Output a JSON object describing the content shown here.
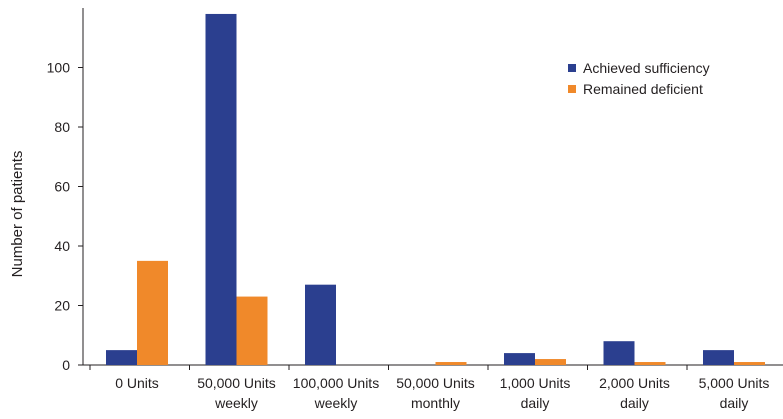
{
  "chart_data": {
    "type": "bar",
    "title": "",
    "xlabel": "",
    "ylabel": "Number of patients",
    "ylim": [
      0,
      120
    ],
    "yticks": [
      0,
      20,
      40,
      60,
      80,
      100
    ],
    "grid": false,
    "legend_position": "top-right",
    "categories": [
      [
        "0 Units"
      ],
      [
        "50,000 Units",
        "weekly"
      ],
      [
        "100,000 Units",
        "weekly"
      ],
      [
        "50,000 Units",
        "monthly"
      ],
      [
        "1,000 Units",
        "daily"
      ],
      [
        "2,000 Units",
        "daily"
      ],
      [
        "5,000 Units",
        "daily"
      ]
    ],
    "series": [
      {
        "name": "Achieved sufficiency",
        "color": "#2b3f8f",
        "values": [
          5,
          118,
          27,
          0,
          4,
          8,
          5
        ]
      },
      {
        "name": "Remained deficient",
        "color": "#f0892a",
        "values": [
          35,
          23,
          0,
          1,
          2,
          1,
          1
        ]
      }
    ]
  }
}
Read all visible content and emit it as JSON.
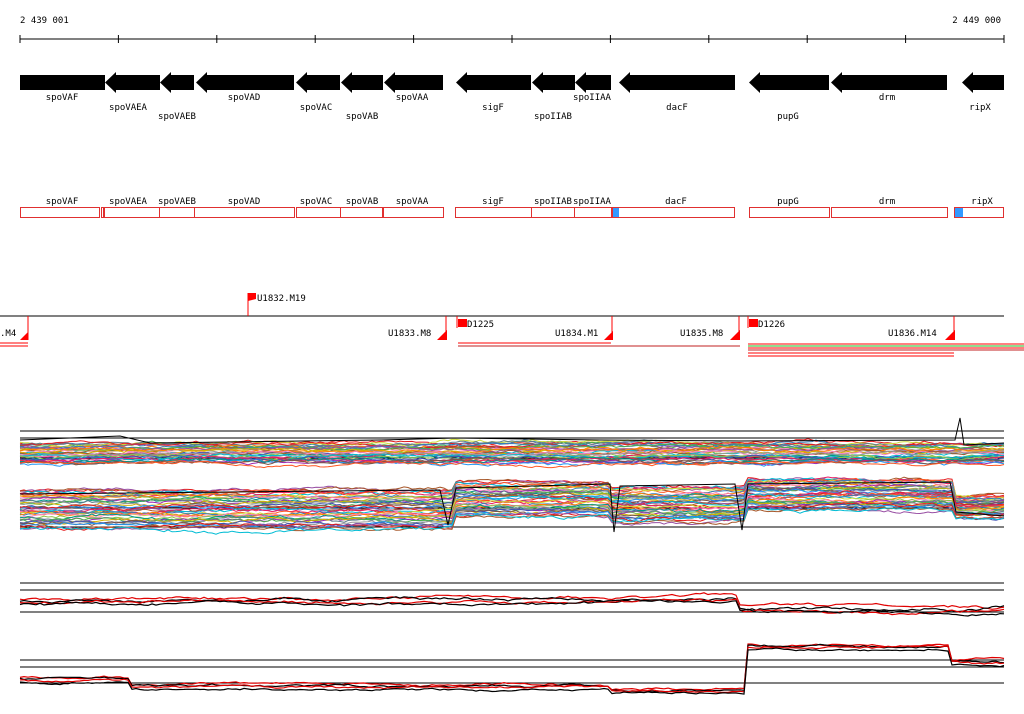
{
  "ruler": {
    "start_label": "2 439 001",
    "end_label": "2 449 000"
  },
  "genes": [
    {
      "name": "spoVAF"
    },
    {
      "name": "spoVAEA"
    },
    {
      "name": "spoVAEB"
    },
    {
      "name": "spoVAD"
    },
    {
      "name": "spoVAC"
    },
    {
      "name": "spoVAB"
    },
    {
      "name": "spoVAA"
    },
    {
      "name": "sigF"
    },
    {
      "name": "spoIIAB"
    },
    {
      "name": "spoIIAA"
    },
    {
      "name": "dacF"
    },
    {
      "name": "pupG"
    },
    {
      "name": "drm"
    },
    {
      "name": "ripX"
    }
  ],
  "transcription_units": [
    {
      "label": ".M4"
    },
    {
      "label": "U1832.M19"
    },
    {
      "label": "U1833.M8"
    },
    {
      "label": "D1225"
    },
    {
      "label": "U1834.M1"
    },
    {
      "label": "U1835.M8"
    },
    {
      "label": "D1226"
    },
    {
      "label": "U1836.M14"
    }
  ],
  "colors": {
    "gene_arrow": "#000000",
    "gene_box": "#e03030",
    "highlight": "#3399ff",
    "unit": "#ff0000"
  }
}
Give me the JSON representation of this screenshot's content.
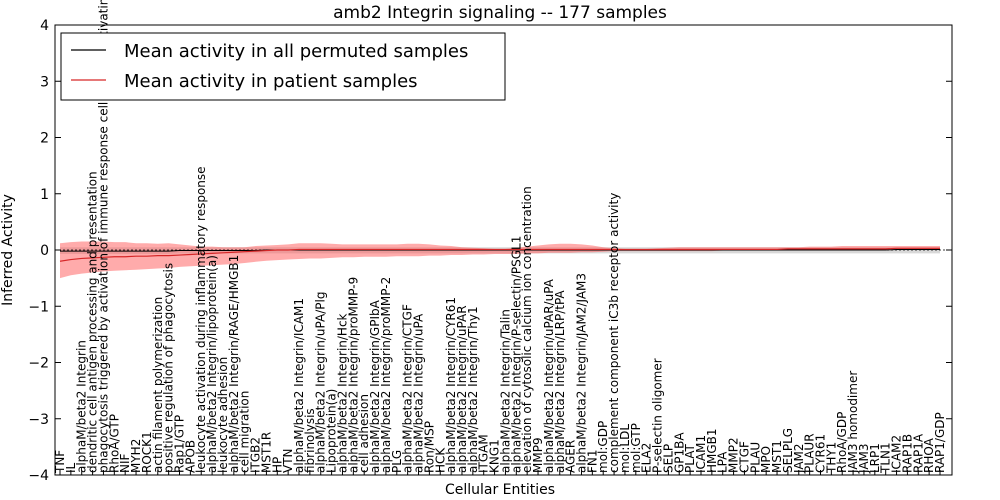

▬▬▬▬▬▬

**What is being asked:** Look through the material and copy each line that has "JSON".

**Result of the exercise:**
Output a JSON object describing the content shown here.
Read all visible content and emit it as JSON.
Give me the JSON representation of this screenshot's content.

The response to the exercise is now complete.